Working data:
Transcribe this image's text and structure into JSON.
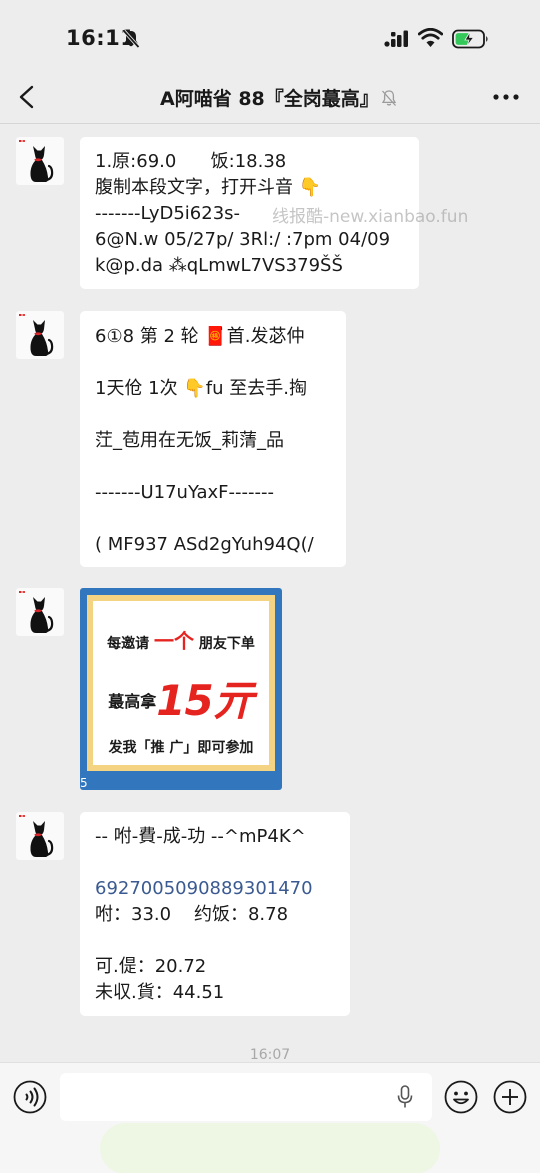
{
  "status_bar": {
    "time": "16:11"
  },
  "nav": {
    "title": "A阿喵省 88『全岗蕞高』"
  },
  "messages": [
    {
      "lines": [
        "1.原:69.0      饭:18.38",
        "腹制本段文字，打开斗音 👇",
        "-------LyD5i623s-",
        "6@N.w 05/27p/ 3Rl:/ :7pm 04/09",
        "k@p.da ⁂qLmwL7VS379ŠŠ"
      ]
    },
    {
      "lines": [
        "6①8 第 2 轮 🧧首.发苾仲",
        "1天伧 1次 👇fu 至去手.掏",
        "茳_苞用在无饭_莉蔳_品",
        "-------U17uYaxF-------",
        "( MF937 ASd2gYuh94Q(/"
      ]
    },
    {
      "poster": {
        "line1_pre": "每邀请",
        "line1_hl": "一个",
        "line1_post": "朋友下单",
        "line2_pre": "蕞高拿",
        "line2_big": "15亓",
        "line3": "发我「推 广」即可参加",
        "corner_num": "5"
      }
    },
    {
      "title": "-- 咐-費-成-功 --^mP4K^",
      "order_number": "6927005090889301470",
      "lines": [
        "咐：33.0    约饭：8.78",
        "",
        "可.偍：20.72",
        "未収.貨：44.51"
      ]
    }
  ],
  "watermark": "线报酷-new.xianbao.fun",
  "timestamp": "16:07",
  "colors": {
    "background": "#ededed",
    "bubble": "#ffffff",
    "poster_border": "#3277be",
    "poster_red": "#e52420",
    "link": "#3a5a91"
  },
  "icons": [
    "bell-slash-icon",
    "signal-icon",
    "wifi-icon",
    "battery-charging-icon",
    "back-chevron-icon",
    "muted-bell-icon",
    "more-dots-icon",
    "cat-avatar-icon",
    "voice-icon",
    "microphone-icon",
    "emoji-face-icon",
    "plus-circle-icon"
  ]
}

Task statement: Give every line back word for word and leave the pictures out.

The output:
Transcribe this image's text and structure into JSON.
{
  "status_bar": {
    "time": "16:11"
  },
  "nav": {
    "title": "A阿喵省 88『全岗蕞高』"
  },
  "messages": [
    {
      "lines": [
        "1.原:69.0      饭:18.38",
        "腹制本段文字，打开斗音 👇",
        "-------LyD5i623s-",
        "6@N.w 05/27p/ 3Rl:/ :7pm 04/09",
        "k@p.da ⁂qLmwL7VS379ŠŠ"
      ]
    },
    {
      "lines": [
        "6①8 第 2 轮 🧧首.发苾仲",
        "1天伧 1次 👇fu 至去手.掏",
        "茳_苞用在无饭_莉蔳_品",
        "-------U17uYaxF-------",
        "( MF937 ASd2gYuh94Q(/"
      ]
    },
    {
      "poster": {
        "line1_pre": "每邀请",
        "line1_hl": "一个",
        "line1_post": "朋友下单",
        "line2_pre": "蕞高拿",
        "line2_big": "15亓",
        "line3": "发我「推 广」即可参加",
        "corner_num": "5"
      }
    },
    {
      "title": "-- 咐-費-成-功 --^mP4K^",
      "order_number": "6927005090889301470",
      "lines": [
        "咐：33.0    约饭：8.78",
        "",
        "可.偍：20.72",
        "未収.貨：44.51"
      ]
    }
  ],
  "watermark": "线报酷-new.xianbao.fun",
  "timestamp": "16:07",
  "colors": {
    "background": "#ededed",
    "bubble": "#ffffff",
    "poster_border": "#3277be",
    "poster_red": "#e52420",
    "link": "#3a5a91"
  },
  "icons": [
    "bell-slash-icon",
    "signal-icon",
    "wifi-icon",
    "battery-charging-icon",
    "back-chevron-icon",
    "muted-bell-icon",
    "more-dots-icon",
    "cat-avatar-icon",
    "voice-icon",
    "microphone-icon",
    "emoji-face-icon",
    "plus-circle-icon"
  ]
}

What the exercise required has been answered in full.